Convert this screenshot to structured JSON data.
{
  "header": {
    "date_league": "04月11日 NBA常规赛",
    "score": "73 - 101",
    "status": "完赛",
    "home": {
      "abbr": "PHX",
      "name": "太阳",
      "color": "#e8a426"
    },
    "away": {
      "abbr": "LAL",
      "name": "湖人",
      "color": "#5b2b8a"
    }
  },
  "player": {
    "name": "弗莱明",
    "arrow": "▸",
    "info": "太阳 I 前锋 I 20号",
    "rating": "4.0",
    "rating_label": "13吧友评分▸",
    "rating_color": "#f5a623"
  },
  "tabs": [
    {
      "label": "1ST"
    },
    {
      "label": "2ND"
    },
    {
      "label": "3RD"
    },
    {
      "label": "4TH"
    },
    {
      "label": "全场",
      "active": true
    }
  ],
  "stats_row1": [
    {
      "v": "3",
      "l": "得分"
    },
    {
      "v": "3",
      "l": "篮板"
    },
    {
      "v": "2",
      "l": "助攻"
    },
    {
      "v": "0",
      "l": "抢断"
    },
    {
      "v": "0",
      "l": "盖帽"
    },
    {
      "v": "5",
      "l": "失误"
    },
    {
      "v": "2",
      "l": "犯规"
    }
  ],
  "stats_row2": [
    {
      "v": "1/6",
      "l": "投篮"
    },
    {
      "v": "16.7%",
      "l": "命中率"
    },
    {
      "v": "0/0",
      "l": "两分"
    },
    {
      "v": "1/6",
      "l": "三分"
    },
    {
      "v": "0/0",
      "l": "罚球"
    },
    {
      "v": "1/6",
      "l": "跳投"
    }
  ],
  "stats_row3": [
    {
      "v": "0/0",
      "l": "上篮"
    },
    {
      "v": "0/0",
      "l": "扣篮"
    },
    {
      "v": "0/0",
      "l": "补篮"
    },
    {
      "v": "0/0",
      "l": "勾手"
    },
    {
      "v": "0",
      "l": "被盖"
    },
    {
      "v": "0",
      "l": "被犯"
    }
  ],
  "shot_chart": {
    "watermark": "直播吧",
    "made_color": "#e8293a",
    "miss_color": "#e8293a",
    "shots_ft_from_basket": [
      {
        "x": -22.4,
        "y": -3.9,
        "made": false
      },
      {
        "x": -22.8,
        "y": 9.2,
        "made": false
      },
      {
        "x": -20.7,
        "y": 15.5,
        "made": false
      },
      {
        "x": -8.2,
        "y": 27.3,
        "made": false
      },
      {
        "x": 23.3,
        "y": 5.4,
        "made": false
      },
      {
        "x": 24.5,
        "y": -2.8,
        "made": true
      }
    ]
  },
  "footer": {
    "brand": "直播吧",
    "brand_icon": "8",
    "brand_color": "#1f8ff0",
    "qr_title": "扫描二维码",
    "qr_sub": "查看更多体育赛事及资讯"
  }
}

= WHAT YOU SHOULD DO =
What do the records say? Quote them all exactly.

= RESPONSE =
Convert this screenshot to structured JSON data.
{
  "header": {
    "date_league": "04月11日 NBA常规赛",
    "score": "73 - 101",
    "status": "完赛",
    "home": {
      "abbr": "PHX",
      "name": "太阳",
      "color": "#e8a426"
    },
    "away": {
      "abbr": "LAL",
      "name": "湖人",
      "color": "#5b2b8a"
    }
  },
  "player": {
    "name": "弗莱明",
    "arrow": "▸",
    "info": "太阳 I 前锋 I 20号",
    "rating": "4.0",
    "rating_label": "13吧友评分▸",
    "rating_color": "#f5a623"
  },
  "tabs": [
    {
      "label": "1ST"
    },
    {
      "label": "2ND"
    },
    {
      "label": "3RD"
    },
    {
      "label": "4TH"
    },
    {
      "label": "全场",
      "active": true
    }
  ],
  "stats_row1": [
    {
      "v": "3",
      "l": "得分"
    },
    {
      "v": "3",
      "l": "篮板"
    },
    {
      "v": "2",
      "l": "助攻"
    },
    {
      "v": "0",
      "l": "抢断"
    },
    {
      "v": "0",
      "l": "盖帽"
    },
    {
      "v": "5",
      "l": "失误"
    },
    {
      "v": "2",
      "l": "犯规"
    }
  ],
  "stats_row2": [
    {
      "v": "1/6",
      "l": "投篮"
    },
    {
      "v": "16.7%",
      "l": "命中率"
    },
    {
      "v": "0/0",
      "l": "两分"
    },
    {
      "v": "1/6",
      "l": "三分"
    },
    {
      "v": "0/0",
      "l": "罚球"
    },
    {
      "v": "1/6",
      "l": "跳投"
    }
  ],
  "stats_row3": [
    {
      "v": "0/0",
      "l": "上篮"
    },
    {
      "v": "0/0",
      "l": "扣篮"
    },
    {
      "v": "0/0",
      "l": "补篮"
    },
    {
      "v": "0/0",
      "l": "勾手"
    },
    {
      "v": "0",
      "l": "被盖"
    },
    {
      "v": "0",
      "l": "被犯"
    }
  ],
  "shot_chart": {
    "watermark": "直播吧",
    "made_color": "#e8293a",
    "miss_color": "#e8293a",
    "shots_ft_from_basket": [
      {
        "x": -22.4,
        "y": -3.9,
        "made": false
      },
      {
        "x": -22.8,
        "y": 9.2,
        "made": false
      },
      {
        "x": -20.7,
        "y": 15.5,
        "made": false
      },
      {
        "x": -8.2,
        "y": 27.3,
        "made": false
      },
      {
        "x": 23.3,
        "y": 5.4,
        "made": false
      },
      {
        "x": 24.5,
        "y": -2.8,
        "made": true
      }
    ]
  },
  "footer": {
    "brand": "直播吧",
    "brand_icon": "8",
    "brand_color": "#1f8ff0",
    "qr_title": "扫描二维码",
    "qr_sub": "查看更多体育赛事及资讯"
  }
}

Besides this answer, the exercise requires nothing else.